[Stored items]
□ □ □ □

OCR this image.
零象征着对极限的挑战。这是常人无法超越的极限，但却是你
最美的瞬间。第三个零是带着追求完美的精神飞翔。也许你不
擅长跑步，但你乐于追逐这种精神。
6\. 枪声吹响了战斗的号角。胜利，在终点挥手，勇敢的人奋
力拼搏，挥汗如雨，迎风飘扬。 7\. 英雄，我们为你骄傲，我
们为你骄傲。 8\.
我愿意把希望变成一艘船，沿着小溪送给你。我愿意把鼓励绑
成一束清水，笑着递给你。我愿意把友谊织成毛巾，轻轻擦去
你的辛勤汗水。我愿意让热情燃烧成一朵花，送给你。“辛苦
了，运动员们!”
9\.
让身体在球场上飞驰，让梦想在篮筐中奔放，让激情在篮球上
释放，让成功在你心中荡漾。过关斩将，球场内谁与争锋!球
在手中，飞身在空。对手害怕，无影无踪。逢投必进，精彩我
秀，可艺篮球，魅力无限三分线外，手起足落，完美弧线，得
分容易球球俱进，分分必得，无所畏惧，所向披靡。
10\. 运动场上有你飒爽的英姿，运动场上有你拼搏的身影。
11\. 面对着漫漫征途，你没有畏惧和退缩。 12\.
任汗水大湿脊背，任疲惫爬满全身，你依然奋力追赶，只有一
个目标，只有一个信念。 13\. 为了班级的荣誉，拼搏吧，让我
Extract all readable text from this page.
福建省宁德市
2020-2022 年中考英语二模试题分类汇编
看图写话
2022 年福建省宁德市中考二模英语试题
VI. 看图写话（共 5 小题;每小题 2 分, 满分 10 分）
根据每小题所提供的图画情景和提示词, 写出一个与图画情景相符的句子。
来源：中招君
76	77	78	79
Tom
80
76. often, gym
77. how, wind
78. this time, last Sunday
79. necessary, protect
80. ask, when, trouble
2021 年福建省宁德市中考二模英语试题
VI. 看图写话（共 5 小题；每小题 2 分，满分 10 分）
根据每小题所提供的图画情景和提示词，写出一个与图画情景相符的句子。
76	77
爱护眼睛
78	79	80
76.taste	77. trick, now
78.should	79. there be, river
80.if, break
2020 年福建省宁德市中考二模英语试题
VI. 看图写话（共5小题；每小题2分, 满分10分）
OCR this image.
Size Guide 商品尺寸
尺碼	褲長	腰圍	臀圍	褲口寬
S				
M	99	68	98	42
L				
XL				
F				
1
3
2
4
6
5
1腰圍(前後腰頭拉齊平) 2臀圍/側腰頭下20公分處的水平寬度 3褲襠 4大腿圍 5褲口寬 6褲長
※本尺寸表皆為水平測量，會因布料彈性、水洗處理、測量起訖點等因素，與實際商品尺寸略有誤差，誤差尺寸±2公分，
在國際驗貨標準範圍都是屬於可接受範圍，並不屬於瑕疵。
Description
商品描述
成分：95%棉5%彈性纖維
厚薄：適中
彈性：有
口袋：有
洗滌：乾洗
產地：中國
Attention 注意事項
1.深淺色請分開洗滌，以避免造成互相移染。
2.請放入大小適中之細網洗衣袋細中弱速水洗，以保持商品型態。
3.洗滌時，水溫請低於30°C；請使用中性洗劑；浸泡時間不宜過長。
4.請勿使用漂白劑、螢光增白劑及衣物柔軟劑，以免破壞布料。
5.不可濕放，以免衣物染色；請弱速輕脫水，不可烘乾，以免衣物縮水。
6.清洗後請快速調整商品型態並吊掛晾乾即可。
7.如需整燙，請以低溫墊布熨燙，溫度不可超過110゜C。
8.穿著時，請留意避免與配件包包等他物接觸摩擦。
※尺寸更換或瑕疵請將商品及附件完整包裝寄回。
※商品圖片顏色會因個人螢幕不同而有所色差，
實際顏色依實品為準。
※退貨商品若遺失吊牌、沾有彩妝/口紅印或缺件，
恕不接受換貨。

□ □ □ □

■ EXERCISE GOAL
Quote every line of the data, word for word.

■ EXERCISE RESPONSE
OCR this image.
零象征着对极限的挑战。这是常人无法超越的极限，但却是你
最美的瞬间。第三个零是带着追求完美的精神飞翔。也许你不
擅长跑步，但你乐于追逐这种精神。
6\. 枪声吹响了战斗的号角。胜利，在终点挥手，勇敢的人奋
力拼搏，挥汗如雨，迎风飘扬。 7\. 英雄，我们为你骄傲，我
们为你骄傲。 8\.
我愿意把希望变成一艘船，沿着小溪送给你。我愿意把鼓励绑
成一束清水，笑着递给你。我愿意把友谊织成毛巾，轻轻擦去
你的辛勤汗水。我愿意让热情燃烧成一朵花，送给你。“辛苦
了，运动员们!”
9\.
让身体在球场上飞驰，让梦想在篮筐中奔放，让激情在篮球上
释放，让成功在你心中荡漾。过关斩将，球场内谁与争锋!球
在手中，飞身在空。对手害怕，无影无踪。逢投必进，精彩我
秀，可艺篮球，魅力无限三分线外，手起足落，完美弧线，得
分容易球球俱进，分分必得，无所畏惧，所向披靡。
10\. 运动场上有你飒爽的英姿，运动场上有你拼搏的身影。
11\. 面对着漫漫征途，你没有畏惧和退缩。 12\.
任汗水大湿脊背，任疲惫爬满全身，你依然奋力追赶，只有一
个目标，只有一个信念。 13\. 为了班级的荣誉，拼搏吧，让我
Extract all readable text from this page.
福建省宁德市
2020-2022 年中考英语二模试题分类汇编
看图写话
2022 年福建省宁德市中考二模英语试题
VI. 看图写话（共 5 小题;每小题 2 分, 满分 10 分）
根据每小题所提供的图画情景和提示词, 写出一个与图画情景相符的句子。
来源：中招君
76	77	78	79
Tom
80
76. often, gym
77. how, wind
78. this time, last Sunday
79. necessary, protect
80. ask, when, trouble
2021 年福建省宁德市中考二模英语试题
VI. 看图写话（共 5 小题；每小题 2 分，满分 10 分）
根据每小题所提供的图画情景和提示词，写出一个与图画情景相符的句子。
76	77
爱护眼睛
78	79	80
76.taste	77. trick, now
78.should	79. there be, river
80.if, break
2020 年福建省宁德市中考二模英语试题
VI. 看图写话（共5小题；每小题2分, 满分10分）
OCR this image.
Size Guide 商品尺寸
尺碼	褲長	腰圍	臀圍	褲口寬
S				
M	99	68	98	42
L				
XL				
F				
1
3
2
4
6
5
1腰圍(前後腰頭拉齊平) 2臀圍/側腰頭下20公分處的水平寬度 3褲襠 4大腿圍 5褲口寬 6褲長
※本尺寸表皆為水平測量，會因布料彈性、水洗處理、測量起訖點等因素，與實際商品尺寸略有誤差，誤差尺寸±2公分，
在國際驗貨標準範圍都是屬於可接受範圍，並不屬於瑕疵。
Description
商品描述
成分：95%棉5%彈性纖維
厚薄：適中
彈性：有
口袋：有
洗滌：乾洗
產地：中國
Attention 注意事項
1.深淺色請分開洗滌，以避免造成互相移染。
2.請放入大小適中之細網洗衣袋細中弱速水洗，以保持商品型態。
3.洗滌時，水溫請低於30°C；請使用中性洗劑；浸泡時間不宜過長。
4.請勿使用漂白劑、螢光增白劑及衣物柔軟劑，以免破壞布料。
5.不可濕放，以免衣物染色；請弱速輕脫水，不可烘乾，以免衣物縮水。
6.清洗後請快速調整商品型態並吊掛晾乾即可。
7.如需整燙，請以低溫墊布熨燙，溫度不可超過110゜C。
8.穿著時，請留意避免與配件包包等他物接觸摩擦。
※尺寸更換或瑕疵請將商品及附件完整包裝寄回。
※商品圖片顏色會因個人螢幕不同而有所色差，
實際顏色依實品為準。
※退貨商品若遺失吊牌、沾有彩妝/口紅印或缺件，
恕不接受換貨。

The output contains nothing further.